* start *

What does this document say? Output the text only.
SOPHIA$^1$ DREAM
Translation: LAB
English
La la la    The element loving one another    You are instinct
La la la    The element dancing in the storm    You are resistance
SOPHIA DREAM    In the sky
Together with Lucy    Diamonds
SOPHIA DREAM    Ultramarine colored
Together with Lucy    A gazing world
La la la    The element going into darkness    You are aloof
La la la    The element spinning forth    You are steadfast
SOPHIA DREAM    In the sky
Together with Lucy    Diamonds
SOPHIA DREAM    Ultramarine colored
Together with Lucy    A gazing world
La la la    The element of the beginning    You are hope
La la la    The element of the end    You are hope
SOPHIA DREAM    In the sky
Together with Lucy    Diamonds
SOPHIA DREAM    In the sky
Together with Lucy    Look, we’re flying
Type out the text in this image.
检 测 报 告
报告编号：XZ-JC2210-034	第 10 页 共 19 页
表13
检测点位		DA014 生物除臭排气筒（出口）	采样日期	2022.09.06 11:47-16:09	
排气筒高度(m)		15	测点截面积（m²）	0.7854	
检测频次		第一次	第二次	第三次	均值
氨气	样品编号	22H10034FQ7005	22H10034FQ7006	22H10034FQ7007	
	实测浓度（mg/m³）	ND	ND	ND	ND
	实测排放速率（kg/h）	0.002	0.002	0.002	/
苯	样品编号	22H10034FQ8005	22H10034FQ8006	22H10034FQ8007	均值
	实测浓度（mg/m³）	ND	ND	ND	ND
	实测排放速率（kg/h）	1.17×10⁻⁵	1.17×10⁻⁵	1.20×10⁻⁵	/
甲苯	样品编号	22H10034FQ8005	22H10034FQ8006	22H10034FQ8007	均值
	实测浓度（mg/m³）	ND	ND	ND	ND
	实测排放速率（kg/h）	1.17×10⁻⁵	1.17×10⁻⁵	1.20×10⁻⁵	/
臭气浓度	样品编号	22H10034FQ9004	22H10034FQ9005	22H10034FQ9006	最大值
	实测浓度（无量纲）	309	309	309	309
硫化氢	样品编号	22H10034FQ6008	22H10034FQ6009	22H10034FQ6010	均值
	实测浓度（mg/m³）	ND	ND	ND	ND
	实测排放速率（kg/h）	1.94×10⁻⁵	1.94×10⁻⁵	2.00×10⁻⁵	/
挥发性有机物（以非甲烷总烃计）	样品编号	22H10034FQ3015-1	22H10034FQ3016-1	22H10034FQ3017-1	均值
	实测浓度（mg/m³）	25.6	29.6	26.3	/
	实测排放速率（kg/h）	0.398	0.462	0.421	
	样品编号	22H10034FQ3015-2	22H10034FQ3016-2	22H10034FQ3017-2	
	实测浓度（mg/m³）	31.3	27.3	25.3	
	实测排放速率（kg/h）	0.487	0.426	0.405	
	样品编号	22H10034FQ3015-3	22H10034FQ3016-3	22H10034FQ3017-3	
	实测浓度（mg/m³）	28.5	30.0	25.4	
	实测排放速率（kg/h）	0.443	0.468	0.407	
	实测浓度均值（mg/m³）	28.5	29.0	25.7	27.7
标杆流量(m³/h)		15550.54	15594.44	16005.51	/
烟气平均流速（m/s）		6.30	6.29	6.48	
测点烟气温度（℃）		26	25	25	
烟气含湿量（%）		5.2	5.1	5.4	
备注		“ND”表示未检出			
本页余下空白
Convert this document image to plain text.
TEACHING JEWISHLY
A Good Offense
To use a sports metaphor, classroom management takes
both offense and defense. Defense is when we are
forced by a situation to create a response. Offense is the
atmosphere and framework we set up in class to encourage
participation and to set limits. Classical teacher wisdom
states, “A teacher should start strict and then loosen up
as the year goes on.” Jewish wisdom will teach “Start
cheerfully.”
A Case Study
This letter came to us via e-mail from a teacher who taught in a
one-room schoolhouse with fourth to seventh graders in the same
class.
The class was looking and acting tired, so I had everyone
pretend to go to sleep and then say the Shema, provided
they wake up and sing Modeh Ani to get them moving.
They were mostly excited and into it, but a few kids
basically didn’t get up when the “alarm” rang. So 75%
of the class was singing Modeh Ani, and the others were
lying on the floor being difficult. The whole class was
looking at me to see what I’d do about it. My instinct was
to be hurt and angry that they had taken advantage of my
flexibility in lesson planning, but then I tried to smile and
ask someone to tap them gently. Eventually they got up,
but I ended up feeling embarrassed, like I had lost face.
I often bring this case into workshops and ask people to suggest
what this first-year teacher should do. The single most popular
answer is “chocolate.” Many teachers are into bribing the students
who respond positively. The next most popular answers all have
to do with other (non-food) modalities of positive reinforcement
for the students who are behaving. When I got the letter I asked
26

* end *

GIVEN INSTRUCTION:
Collect every line above that contains the word "were".

RESPONSE BELOW:
They were mostly excited and into it, but a few kids
of the class was singing Modeh Ani, and the others were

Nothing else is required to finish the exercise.